Exercise instructions> Return the full listing exactly as it is written.

Dataset items>
◆ ◆ ◆ ◆ ◆
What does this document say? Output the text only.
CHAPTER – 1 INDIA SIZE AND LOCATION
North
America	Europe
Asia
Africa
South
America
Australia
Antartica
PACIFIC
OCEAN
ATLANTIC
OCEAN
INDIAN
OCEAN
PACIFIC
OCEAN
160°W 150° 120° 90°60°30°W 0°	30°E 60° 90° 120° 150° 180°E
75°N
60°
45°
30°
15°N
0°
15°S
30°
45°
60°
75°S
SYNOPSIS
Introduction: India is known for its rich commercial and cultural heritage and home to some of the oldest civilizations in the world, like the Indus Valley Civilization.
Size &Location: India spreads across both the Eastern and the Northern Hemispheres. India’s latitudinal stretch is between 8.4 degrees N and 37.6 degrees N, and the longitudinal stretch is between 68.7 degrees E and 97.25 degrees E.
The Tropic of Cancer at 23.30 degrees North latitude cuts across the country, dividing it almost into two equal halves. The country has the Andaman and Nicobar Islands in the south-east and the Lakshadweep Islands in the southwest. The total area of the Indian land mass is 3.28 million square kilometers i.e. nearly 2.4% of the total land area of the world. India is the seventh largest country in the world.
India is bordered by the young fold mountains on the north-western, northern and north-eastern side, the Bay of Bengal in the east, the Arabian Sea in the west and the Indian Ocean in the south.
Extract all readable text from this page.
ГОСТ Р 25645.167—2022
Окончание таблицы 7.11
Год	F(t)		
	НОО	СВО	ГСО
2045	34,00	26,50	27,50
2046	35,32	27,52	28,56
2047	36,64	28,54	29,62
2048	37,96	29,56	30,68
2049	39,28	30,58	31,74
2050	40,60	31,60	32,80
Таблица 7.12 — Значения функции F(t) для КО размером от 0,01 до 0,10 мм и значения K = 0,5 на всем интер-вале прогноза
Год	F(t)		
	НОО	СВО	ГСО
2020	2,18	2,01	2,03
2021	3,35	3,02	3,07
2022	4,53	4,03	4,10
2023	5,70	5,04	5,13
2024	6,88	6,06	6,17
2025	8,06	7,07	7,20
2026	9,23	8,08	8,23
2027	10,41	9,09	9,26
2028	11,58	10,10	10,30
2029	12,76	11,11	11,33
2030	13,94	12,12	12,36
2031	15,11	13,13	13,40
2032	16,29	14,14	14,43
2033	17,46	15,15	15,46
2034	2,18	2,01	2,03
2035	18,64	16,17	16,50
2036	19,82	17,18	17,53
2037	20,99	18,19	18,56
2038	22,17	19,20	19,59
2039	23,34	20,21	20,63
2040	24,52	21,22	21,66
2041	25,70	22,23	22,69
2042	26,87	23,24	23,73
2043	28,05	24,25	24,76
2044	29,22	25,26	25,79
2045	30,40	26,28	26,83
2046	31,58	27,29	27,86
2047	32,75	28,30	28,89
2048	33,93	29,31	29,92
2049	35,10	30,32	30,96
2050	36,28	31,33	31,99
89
◆ ◆ ◆ ◆ ◆
Exercise solution>
What does this document say? Output the text only.
CHAPTER – 1 INDIA SIZE AND LOCATION
North
America	Europe
Asia
Africa
South
America
Australia
Antartica
PACIFIC
OCEAN
ATLANTIC
OCEAN
INDIAN
OCEAN
PACIFIC
OCEAN
160°W 150° 120° 90°60°30°W 0°	30°E 60° 90° 120° 150° 180°E
75°N
60°
45°
30°
15°N
0°
15°S
30°
45°
60°
75°S
SYNOPSIS
Introduction: India is known for its rich commercial and cultural heritage and home to some of the oldest civilizations in the world, like the Indus Valley Civilization.
Size &Location: India spreads across both the Eastern and the Northern Hemispheres. India’s latitudinal stretch is between 8.4 degrees N and 37.6 degrees N, and the longitudinal stretch is between 68.7 degrees E and 97.25 degrees E.
The Tropic of Cancer at 23.30 degrees North latitude cuts across the country, dividing it almost into two equal halves. The country has the Andaman and Nicobar Islands in the south-east and the Lakshadweep Islands in the southwest. The total area of the Indian land mass is 3.28 million square kilometers i.e. nearly 2.4% of the total land area of the world. India is the seventh largest country in the world.
India is bordered by the young fold mountains on the north-western, northern and north-eastern side, the Bay of Bengal in the east, the Arabian Sea in the west and the Indian Ocean in the south.
Extract all readable text from this page.
ГОСТ Р 25645.167—2022
Окончание таблицы 7.11
Год	F(t)		
	НОО	СВО	ГСО
2045	34,00	26,50	27,50
2046	35,32	27,52	28,56
2047	36,64	28,54	29,62
2048	37,96	29,56	30,68
2049	39,28	30,58	31,74
2050	40,60	31,60	32,80
Таблица 7.12 — Значения функции F(t) для КО размером от 0,01 до 0,10 мм и значения K = 0,5 на всем интер-вале прогноза
Год	F(t)		
	НОО	СВО	ГСО
2020	2,18	2,01	2,03
2021	3,35	3,02	3,07
2022	4,53	4,03	4,10
2023	5,70	5,04	5,13
2024	6,88	6,06	6,17
2025	8,06	7,07	7,20
2026	9,23	8,08	8,23
2027	10,41	9,09	9,26
2028	11,58	10,10	10,30
2029	12,76	11,11	11,33
2030	13,94	12,12	12,36
2031	15,11	13,13	13,40
2032	16,29	14,14	14,43
2033	17,46	15,15	15,46
2034	2,18	2,01	2,03
2035	18,64	16,17	16,50
2036	19,82	17,18	17,53
2037	20,99	18,19	18,56
2038	22,17	19,20	19,59
2039	23,34	20,21	20,63
2040	24,52	21,22	21,66
2041	25,70	22,23	22,69
2042	26,87	23,24	23,73
2043	28,05	24,25	24,76
2044	29,22	25,26	25,79
2045	30,40	26,28	26,83
2046	31,58	27,29	27,86
2047	32,75	28,30	28,89
2048	33,93	29,31	29,92
2049	35,10	30,32	30,96
2050	36,28	31,33	31,99
89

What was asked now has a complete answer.